Identify the lines holding "matre" and copy them.

--- EXERCISE INPUT ---

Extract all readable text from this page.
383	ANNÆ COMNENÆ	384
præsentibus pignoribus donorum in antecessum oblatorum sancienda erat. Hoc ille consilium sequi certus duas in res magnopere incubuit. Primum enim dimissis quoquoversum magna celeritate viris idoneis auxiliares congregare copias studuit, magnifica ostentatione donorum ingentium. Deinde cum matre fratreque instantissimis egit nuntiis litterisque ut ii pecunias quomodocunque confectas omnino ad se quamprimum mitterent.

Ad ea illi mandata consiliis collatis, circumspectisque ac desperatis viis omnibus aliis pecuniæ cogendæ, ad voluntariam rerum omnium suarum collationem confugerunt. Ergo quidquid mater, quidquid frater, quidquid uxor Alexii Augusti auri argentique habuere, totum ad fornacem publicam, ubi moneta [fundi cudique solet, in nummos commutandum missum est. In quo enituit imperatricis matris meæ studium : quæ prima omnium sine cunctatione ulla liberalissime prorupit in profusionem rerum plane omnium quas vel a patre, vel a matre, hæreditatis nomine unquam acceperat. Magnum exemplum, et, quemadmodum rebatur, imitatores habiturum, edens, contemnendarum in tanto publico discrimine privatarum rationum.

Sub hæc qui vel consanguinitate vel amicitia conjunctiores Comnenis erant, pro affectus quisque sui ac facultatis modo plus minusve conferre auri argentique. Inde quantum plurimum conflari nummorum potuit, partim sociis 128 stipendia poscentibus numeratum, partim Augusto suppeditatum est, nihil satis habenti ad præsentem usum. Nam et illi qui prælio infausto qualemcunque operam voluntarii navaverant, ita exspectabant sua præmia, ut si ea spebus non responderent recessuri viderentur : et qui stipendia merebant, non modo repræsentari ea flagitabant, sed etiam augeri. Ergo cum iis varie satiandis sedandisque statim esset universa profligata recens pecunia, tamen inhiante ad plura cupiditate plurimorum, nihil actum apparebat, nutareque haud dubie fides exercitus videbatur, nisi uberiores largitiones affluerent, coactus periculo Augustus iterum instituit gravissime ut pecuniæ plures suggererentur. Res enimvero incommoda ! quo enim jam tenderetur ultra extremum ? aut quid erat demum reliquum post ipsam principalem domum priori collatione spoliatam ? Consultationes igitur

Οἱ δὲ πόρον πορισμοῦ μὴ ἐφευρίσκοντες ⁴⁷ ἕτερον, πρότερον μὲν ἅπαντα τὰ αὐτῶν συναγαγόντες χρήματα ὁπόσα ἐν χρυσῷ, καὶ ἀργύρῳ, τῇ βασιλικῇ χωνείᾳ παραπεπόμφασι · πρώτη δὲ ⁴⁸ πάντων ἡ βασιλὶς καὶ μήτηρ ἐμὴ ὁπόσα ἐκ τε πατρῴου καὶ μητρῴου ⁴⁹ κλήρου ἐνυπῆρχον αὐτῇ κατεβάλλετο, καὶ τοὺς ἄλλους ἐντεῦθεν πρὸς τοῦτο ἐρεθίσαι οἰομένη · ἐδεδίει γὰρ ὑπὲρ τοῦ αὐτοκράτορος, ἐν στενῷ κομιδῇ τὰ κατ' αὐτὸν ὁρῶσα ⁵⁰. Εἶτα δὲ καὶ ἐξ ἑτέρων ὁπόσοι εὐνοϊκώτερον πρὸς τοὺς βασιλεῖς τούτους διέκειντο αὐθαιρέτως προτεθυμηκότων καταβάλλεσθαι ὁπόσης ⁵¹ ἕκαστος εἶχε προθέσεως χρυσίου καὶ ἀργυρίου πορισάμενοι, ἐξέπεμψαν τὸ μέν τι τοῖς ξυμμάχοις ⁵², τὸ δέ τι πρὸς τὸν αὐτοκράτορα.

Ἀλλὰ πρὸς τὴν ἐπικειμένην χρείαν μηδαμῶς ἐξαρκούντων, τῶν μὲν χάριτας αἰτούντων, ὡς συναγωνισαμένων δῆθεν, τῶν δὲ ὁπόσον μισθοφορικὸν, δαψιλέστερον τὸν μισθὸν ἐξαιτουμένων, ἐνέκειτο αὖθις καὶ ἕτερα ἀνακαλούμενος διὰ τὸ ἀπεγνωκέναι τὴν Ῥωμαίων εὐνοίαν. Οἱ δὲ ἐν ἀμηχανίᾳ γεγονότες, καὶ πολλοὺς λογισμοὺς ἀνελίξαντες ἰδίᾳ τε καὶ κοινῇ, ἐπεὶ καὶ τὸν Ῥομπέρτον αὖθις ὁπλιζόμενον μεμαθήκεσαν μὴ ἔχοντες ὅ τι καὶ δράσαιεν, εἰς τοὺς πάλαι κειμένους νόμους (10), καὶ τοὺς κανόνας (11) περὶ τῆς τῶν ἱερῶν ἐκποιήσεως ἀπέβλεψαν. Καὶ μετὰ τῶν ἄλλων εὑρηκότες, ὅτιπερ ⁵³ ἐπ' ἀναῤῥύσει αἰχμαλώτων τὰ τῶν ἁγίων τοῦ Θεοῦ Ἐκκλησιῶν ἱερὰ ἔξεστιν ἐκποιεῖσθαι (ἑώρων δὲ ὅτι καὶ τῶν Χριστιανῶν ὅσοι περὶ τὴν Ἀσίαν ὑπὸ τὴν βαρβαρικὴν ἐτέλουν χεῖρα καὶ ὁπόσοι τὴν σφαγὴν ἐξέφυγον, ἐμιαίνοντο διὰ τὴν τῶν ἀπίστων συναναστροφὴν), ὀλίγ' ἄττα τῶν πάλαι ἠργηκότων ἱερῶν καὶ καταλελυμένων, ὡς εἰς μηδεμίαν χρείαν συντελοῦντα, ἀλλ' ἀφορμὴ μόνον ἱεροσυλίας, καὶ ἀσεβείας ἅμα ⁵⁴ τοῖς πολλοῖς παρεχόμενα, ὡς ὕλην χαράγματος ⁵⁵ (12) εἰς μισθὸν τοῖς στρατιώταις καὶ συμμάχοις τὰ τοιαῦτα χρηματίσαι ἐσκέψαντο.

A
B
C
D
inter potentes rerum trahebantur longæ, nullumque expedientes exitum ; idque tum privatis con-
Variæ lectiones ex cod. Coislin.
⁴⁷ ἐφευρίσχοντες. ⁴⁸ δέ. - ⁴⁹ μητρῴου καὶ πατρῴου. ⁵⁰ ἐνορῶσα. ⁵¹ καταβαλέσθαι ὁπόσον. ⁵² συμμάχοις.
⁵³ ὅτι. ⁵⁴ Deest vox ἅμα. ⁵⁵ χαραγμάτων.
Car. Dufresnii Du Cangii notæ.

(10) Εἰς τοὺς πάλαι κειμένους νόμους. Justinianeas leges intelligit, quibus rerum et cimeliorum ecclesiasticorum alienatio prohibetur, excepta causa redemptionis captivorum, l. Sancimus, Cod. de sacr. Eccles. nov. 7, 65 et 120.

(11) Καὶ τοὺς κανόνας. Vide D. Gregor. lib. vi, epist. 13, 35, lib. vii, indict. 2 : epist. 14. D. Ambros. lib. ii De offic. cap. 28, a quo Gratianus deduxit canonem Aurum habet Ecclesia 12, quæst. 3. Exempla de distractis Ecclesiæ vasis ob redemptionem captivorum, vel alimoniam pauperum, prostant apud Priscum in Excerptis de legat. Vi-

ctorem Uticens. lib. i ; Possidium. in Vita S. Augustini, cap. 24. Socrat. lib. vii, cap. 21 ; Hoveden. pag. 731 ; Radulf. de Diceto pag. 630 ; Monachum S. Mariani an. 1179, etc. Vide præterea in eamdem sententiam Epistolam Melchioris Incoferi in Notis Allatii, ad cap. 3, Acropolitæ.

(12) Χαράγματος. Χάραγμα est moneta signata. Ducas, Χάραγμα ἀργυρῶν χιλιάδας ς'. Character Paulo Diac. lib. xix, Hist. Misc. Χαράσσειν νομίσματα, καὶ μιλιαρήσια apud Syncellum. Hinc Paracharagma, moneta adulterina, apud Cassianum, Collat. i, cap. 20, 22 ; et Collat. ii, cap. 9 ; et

---

SOLUTION TO THIS TASK
præsentibus pignoribus donorum in antecessum oblatorum sancienda erat. Hoc ille consilium sequi certus duas in res magnopere incubuit. Primum enim dimissis quoquoversum magna celeritate viris idoneis auxiliares congregare copias studuit, magnifica ostentatione donorum ingentium. Deinde cum matre fratreque instantissimis egit nuntiis litterisque ut ii pecunias quomodocunque confectas omnino ad se quamprimum mitterent.
Ad ea illi mandata consiliis collatis, circumspectisque ac desperatis viis omnibus aliis pecuniæ cogendæ, ad voluntariam rerum omnium suarum collationem confugerunt. Ergo quidquid mater, quidquid frater, quidquid uxor Alexii Augusti auri argentique habuere, totum ad fornacem publicam, ubi moneta [fundi cudique solet, in nummos commutandum missum est. In quo enituit imperatricis matris meæ studium : quæ prima omnium sine cunctatione ulla liberalissime prorupit in profusionem rerum plane omnium quas vel a patre, vel a matre, hæreditatis nomine unquam acceperat. Magnum exemplum, et, quemadmodum rebatur, imitatores habiturum, edens, contemnendarum in tanto publico discrimine privatarum rationum.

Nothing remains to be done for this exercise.